-- Start of Records provided --

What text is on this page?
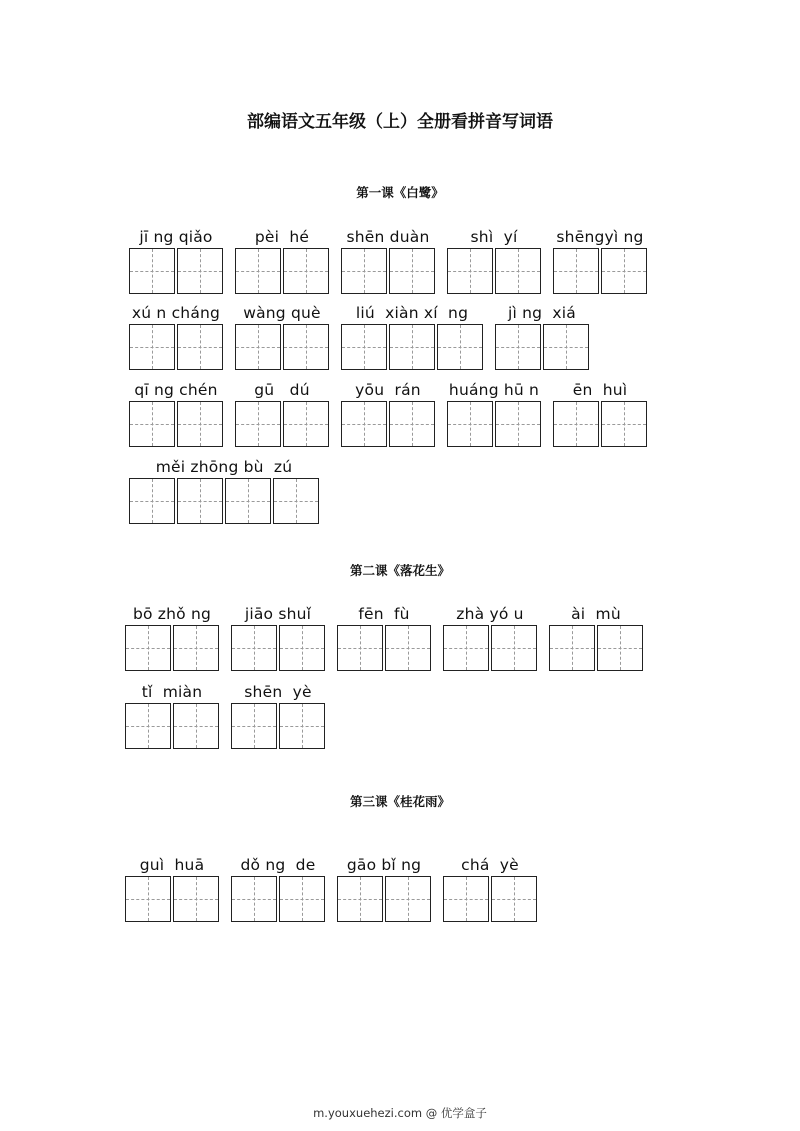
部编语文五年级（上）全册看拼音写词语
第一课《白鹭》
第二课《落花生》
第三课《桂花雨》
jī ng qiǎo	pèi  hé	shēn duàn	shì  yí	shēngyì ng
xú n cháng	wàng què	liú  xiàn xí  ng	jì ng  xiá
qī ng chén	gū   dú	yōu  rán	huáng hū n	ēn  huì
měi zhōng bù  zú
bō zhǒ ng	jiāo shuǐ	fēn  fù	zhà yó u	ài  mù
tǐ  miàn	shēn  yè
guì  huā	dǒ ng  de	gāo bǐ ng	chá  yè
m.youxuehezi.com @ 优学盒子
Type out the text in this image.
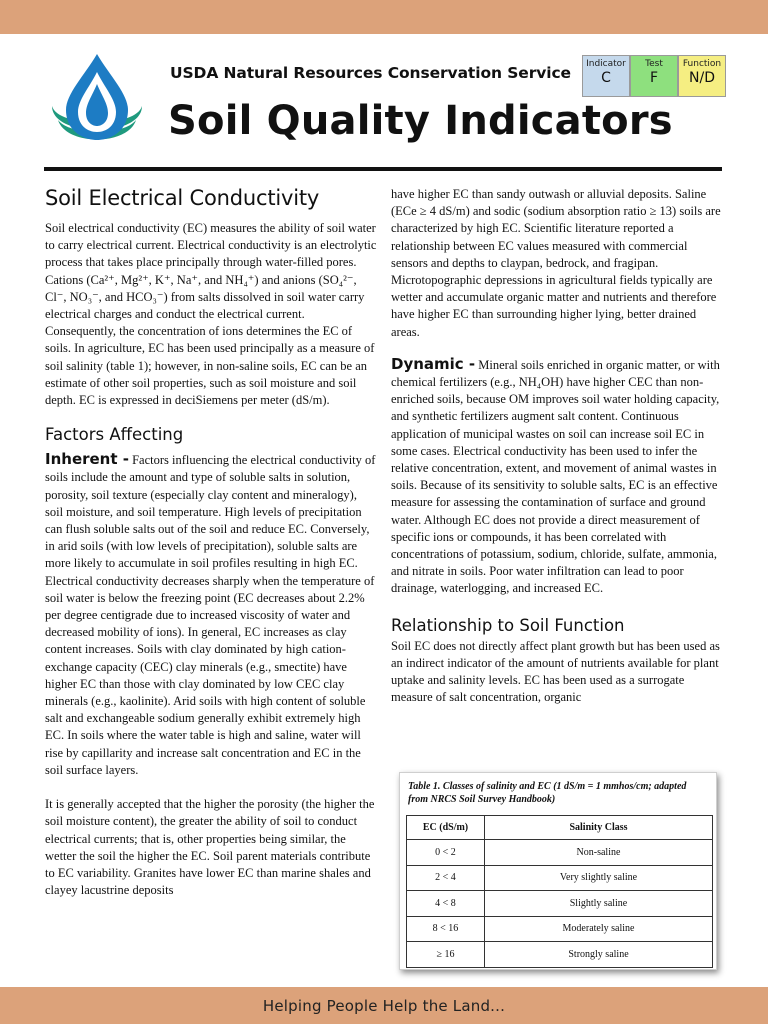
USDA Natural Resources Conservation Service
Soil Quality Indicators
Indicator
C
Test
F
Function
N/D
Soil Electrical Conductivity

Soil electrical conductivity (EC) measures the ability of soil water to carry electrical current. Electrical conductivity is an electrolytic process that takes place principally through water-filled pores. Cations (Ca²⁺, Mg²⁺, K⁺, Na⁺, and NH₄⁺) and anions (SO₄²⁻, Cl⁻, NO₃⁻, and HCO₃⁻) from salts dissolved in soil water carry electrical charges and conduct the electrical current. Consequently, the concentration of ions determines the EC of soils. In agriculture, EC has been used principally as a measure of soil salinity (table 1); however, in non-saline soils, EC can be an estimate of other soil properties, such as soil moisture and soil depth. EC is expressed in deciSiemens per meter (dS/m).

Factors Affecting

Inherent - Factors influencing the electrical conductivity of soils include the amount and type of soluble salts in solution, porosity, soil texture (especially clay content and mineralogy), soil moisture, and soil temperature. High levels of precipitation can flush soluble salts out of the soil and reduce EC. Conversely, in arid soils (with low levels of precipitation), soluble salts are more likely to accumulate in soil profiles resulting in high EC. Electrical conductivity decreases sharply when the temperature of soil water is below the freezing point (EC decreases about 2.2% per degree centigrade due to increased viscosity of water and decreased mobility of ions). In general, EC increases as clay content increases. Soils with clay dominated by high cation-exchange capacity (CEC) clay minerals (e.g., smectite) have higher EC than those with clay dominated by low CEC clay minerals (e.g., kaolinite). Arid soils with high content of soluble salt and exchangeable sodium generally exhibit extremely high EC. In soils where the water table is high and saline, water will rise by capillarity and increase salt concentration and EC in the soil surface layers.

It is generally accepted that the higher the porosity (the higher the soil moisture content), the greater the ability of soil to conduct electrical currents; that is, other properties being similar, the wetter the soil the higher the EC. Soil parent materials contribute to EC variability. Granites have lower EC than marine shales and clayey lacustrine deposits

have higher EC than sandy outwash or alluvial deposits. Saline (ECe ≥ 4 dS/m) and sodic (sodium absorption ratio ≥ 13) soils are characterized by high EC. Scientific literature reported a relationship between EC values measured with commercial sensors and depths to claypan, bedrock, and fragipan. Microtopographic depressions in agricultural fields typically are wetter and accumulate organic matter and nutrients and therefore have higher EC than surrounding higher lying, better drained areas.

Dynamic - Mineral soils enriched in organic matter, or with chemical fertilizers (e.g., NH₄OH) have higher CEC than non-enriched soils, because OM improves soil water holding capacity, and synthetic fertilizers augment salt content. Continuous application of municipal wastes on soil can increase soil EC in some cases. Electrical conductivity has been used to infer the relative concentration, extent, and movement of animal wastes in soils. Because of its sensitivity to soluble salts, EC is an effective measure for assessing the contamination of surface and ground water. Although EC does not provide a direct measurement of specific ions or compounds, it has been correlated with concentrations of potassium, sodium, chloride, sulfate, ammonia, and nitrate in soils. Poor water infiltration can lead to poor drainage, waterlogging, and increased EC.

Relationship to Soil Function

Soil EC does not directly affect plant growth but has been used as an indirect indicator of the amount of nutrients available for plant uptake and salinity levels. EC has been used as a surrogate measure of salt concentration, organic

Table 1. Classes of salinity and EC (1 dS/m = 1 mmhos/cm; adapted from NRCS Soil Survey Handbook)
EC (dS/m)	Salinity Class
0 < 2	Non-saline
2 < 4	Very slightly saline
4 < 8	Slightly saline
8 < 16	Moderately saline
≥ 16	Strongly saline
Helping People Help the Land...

-- End of Records provided --

## Objective:
All of the material above needs to be restated exactly, with no pictures.

## Answer to the task:
What text is on this page?
部编语文五年级（上）全册看拼音写词语
第一课《白鹭》
第二课《落花生》
第三课《桂花雨》
jī ng qiǎo	pèi  hé	shēn duàn	shì  yí	shēngyì ng
xú n cháng	wàng què	liú  xiàn xí  ng	jì ng  xiá
qī ng chén	gū   dú	yōu  rán	huáng hū n	ēn  huì
měi zhōng bù  zú
bō zhǒ ng	jiāo shuǐ	fēn  fù	zhà yó u	ài  mù
tǐ  miàn	shēn  yè
guì  huā	dǒ ng  de	gāo bǐ ng	chá  yè
m.youxuehezi.com @ 优学盒子
Type out the text in this image.
USDA Natural Resources Conservation Service
Soil Quality Indicators
Indicator
C
Test
F
Function
N/D
Soil Electrical Conductivity

Soil electrical conductivity (EC) measures the ability of soil water to carry electrical current. Electrical conductivity is an electrolytic process that takes place principally through water-filled pores. Cations (Ca²⁺, Mg²⁺, K⁺, Na⁺, and NH₄⁺) and anions (SO₄²⁻, Cl⁻, NO₃⁻, and HCO₃⁻) from salts dissolved in soil water carry electrical charges and conduct the electrical current. Consequently, the concentration of ions determines the EC of soils. In agriculture, EC has been used principally as a measure of soil salinity (table 1); however, in non-saline soils, EC can be an estimate of other soil properties, such as soil moisture and soil depth. EC is expressed in deciSiemens per meter (dS/m).

Factors Affecting

Inherent - Factors influencing the electrical conductivity of soils include the amount and type of soluble salts in solution, porosity, soil texture (especially clay content and mineralogy), soil moisture, and soil temperature. High levels of precipitation can flush soluble salts out of the soil and reduce EC. Conversely, in arid soils (with low levels of precipitation), soluble salts are more likely to accumulate in soil profiles resulting in high EC. Electrical conductivity decreases sharply when the temperature of soil water is below the freezing point (EC decreases about 2.2% per degree centigrade due to increased viscosity of water and decreased mobility of ions). In general, EC increases as clay content increases. Soils with clay dominated by high cation-exchange capacity (CEC) clay minerals (e.g., smectite) have higher EC than those with clay dominated by low CEC clay minerals (e.g., kaolinite). Arid soils with high content of soluble salt and exchangeable sodium generally exhibit extremely high EC. In soils where the water table is high and saline, water will rise by capillarity and increase salt concentration and EC in the soil surface layers.

It is generally accepted that the higher the porosity (the higher the soil moisture content), the greater the ability of soil to conduct electrical currents; that is, other properties being similar, the wetter the soil the higher the EC. Soil parent materials contribute to EC variability. Granites have lower EC than marine shales and clayey lacustrine deposits

have higher EC than sandy outwash or alluvial deposits. Saline (ECe ≥ 4 dS/m) and sodic (sodium absorption ratio ≥ 13) soils are characterized by high EC. Scientific literature reported a relationship between EC values measured with commercial sensors and depths to claypan, bedrock, and fragipan. Microtopographic depressions in agricultural fields typically are wetter and accumulate organic matter and nutrients and therefore have higher EC than surrounding higher lying, better drained areas.

Dynamic - Mineral soils enriched in organic matter, or with chemical fertilizers (e.g., NH₄OH) have higher CEC than non-enriched soils, because OM improves soil water holding capacity, and synthetic fertilizers augment salt content. Continuous application of municipal wastes on soil can increase soil EC in some cases. Electrical conductivity has been used to infer the relative concentration, extent, and movement of animal wastes in soils. Because of its sensitivity to soluble salts, EC is an effective measure for assessing the contamination of surface and ground water. Although EC does not provide a direct measurement of specific ions or compounds, it has been correlated with concentrations of potassium, sodium, chloride, sulfate, ammonia, and nitrate in soils. Poor water infiltration can lead to poor drainage, waterlogging, and increased EC.

Relationship to Soil Function

Soil EC does not directly affect plant growth but has been used as an indirect indicator of the amount of nutrients available for plant uptake and salinity levels. EC has been used as a surrogate measure of salt concentration, organic

Table 1. Classes of salinity and EC (1 dS/m = 1 mmhos/cm; adapted from NRCS Soil Survey Handbook)
EC (dS/m)	Salinity Class
0 < 2	Non-saline
2 < 4	Very slightly saline
4 < 8	Slightly saline
8 < 16	Moderately saline
≥ 16	Strongly saline
Helping People Help the Land...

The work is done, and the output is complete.